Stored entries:
◆ ◆ ◆

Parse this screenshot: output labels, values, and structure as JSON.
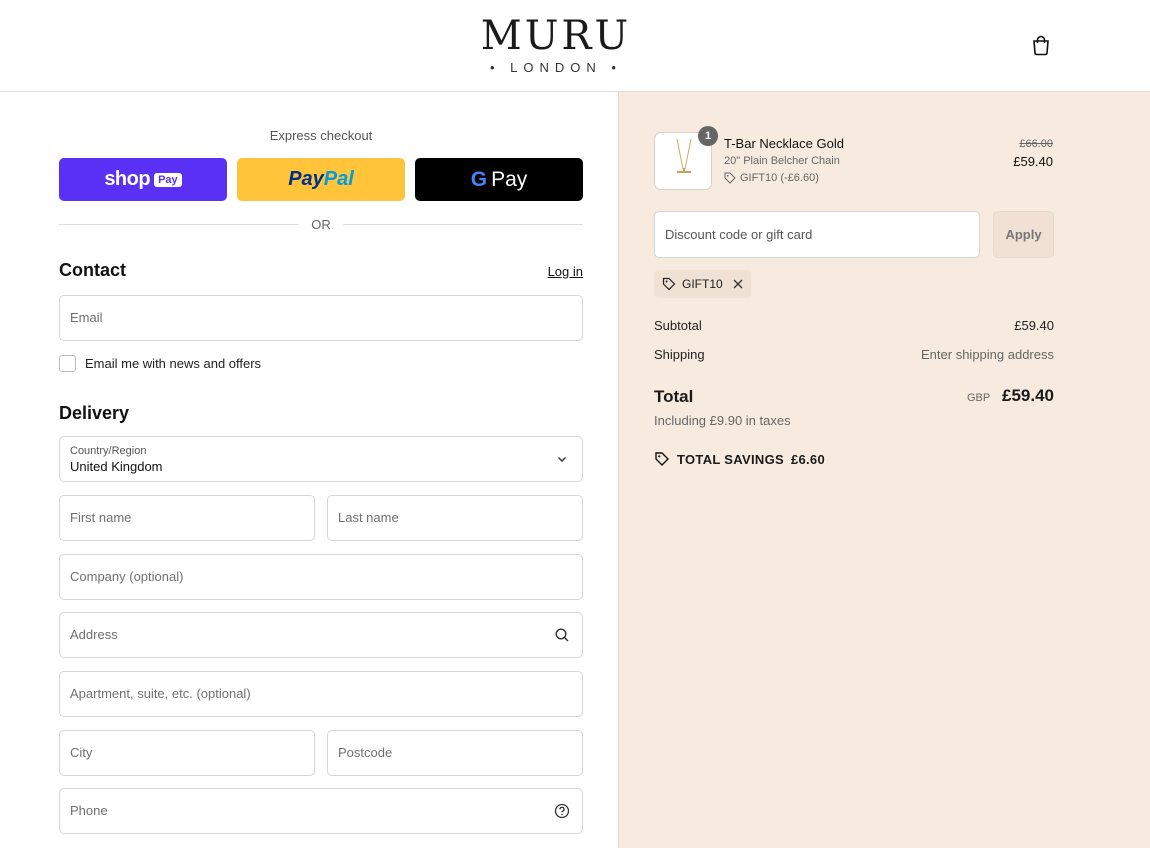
{
  "brand": {
    "name": "MURU",
    "sub": "• LONDON •"
  },
  "express": {
    "title": "Express checkout",
    "shop_label": "shop",
    "shop_pay_badge": "Pay",
    "paypal_part1": "Pay",
    "paypal_part2": "Pal",
    "gpay_g": "G",
    "gpay_label": "Pay",
    "or_text": "OR"
  },
  "contact": {
    "title": "Contact",
    "login_label": "Log in",
    "email_placeholder": "Email",
    "newsletter_label": "Email me with news and offers"
  },
  "delivery": {
    "title": "Delivery",
    "country_label": "Country/Region",
    "country_value": "United Kingdom",
    "first_name_placeholder": "First name",
    "last_name_placeholder": "Last name",
    "company_placeholder": "Company (optional)",
    "address_placeholder": "Address",
    "apartment_placeholder": "Apartment, suite, etc. (optional)",
    "city_placeholder": "City",
    "postcode_placeholder": "Postcode",
    "phone_placeholder": "Phone"
  },
  "order": {
    "product_name": "T-Bar Necklace Gold",
    "product_variant": "20\" Plain Belcher Chain",
    "product_discount": "GIFT10 (-£6.60)",
    "quantity": "1",
    "price_old": "£66.00",
    "price_new": "£59.40",
    "discount_placeholder": "Discount code or gift card",
    "apply_label": "Apply",
    "gift_code": "GIFT10",
    "subtotal_label": "Subtotal",
    "subtotal_value": "£59.40",
    "shipping_label": "Shipping",
    "shipping_value": "Enter shipping address",
    "total_label": "Total",
    "total_currency": "GBP",
    "total_value": "£59.40",
    "tax_note": "Including £9.90 in taxes",
    "savings_label": "TOTAL SAVINGS",
    "savings_value": "£6.60"
  },
  "colors": {
    "shop_pay": "#5a31f4",
    "paypal": "#ffc439",
    "gpay": "#000000",
    "summary_bg": "#f7ebe0"
  }
}
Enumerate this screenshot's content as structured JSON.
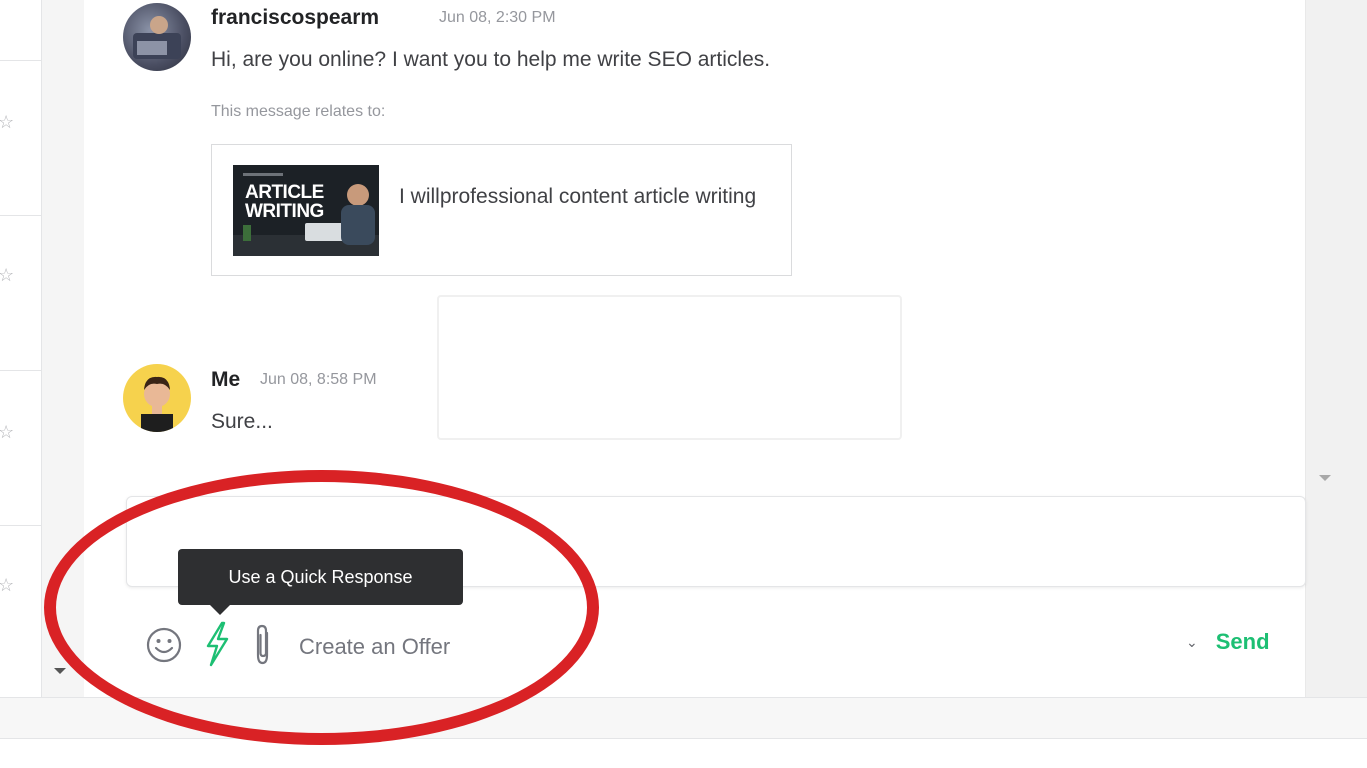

◆ ◆ ◆

_AIM_. Write out the data precisely as given, excluding the pictures.

_SOLUTION_.
Parse this screenshot: output labels, values, and structure as JSON.
{
  "brand": {
    "name": "MURU",
    "sub": "• LONDON •"
  },
  "express": {
    "title": "Express checkout",
    "shop_label": "shop",
    "shop_pay_badge": "Pay",
    "paypal_part1": "Pay",
    "paypal_part2": "Pal",
    "gpay_g": "G",
    "gpay_label": "Pay",
    "or_text": "OR"
  },
  "contact": {
    "title": "Contact",
    "login_label": "Log in",
    "email_placeholder": "Email",
    "newsletter_label": "Email me with news and offers"
  },
  "delivery": {
    "title": "Delivery",
    "country_label": "Country/Region",
    "country_value": "United Kingdom",
    "first_name_placeholder": "First name",
    "last_name_placeholder": "Last name",
    "company_placeholder": "Company (optional)",
    "address_placeholder": "Address",
    "apartment_placeholder": "Apartment, suite, etc. (optional)",
    "city_placeholder": "City",
    "postcode_placeholder": "Postcode",
    "phone_placeholder": "Phone"
  },
  "order": {
    "product_name": "T-Bar Necklace Gold",
    "product_variant": "20\" Plain Belcher Chain",
    "product_discount": "GIFT10 (-£6.60)",
    "quantity": "1",
    "price_old": "£66.00",
    "price_new": "£59.40",
    "discount_placeholder": "Discount code or gift card",
    "apply_label": "Apply",
    "gift_code": "GIFT10",
    "subtotal_label": "Subtotal",
    "subtotal_value": "£59.40",
    "shipping_label": "Shipping",
    "shipping_value": "Enter shipping address",
    "total_label": "Total",
    "total_currency": "GBP",
    "total_value": "£59.40",
    "tax_note": "Including £9.90 in taxes",
    "savings_label": "TOTAL SAVINGS",
    "savings_value": "£6.60"
  },
  "colors": {
    "shop_pay": "#5a31f4",
    "paypal": "#ffc439",
    "gpay": "#000000",
    "summary_bg": "#f7ebe0"
  }
}
Enumerate this screenshot's content as structured JSON.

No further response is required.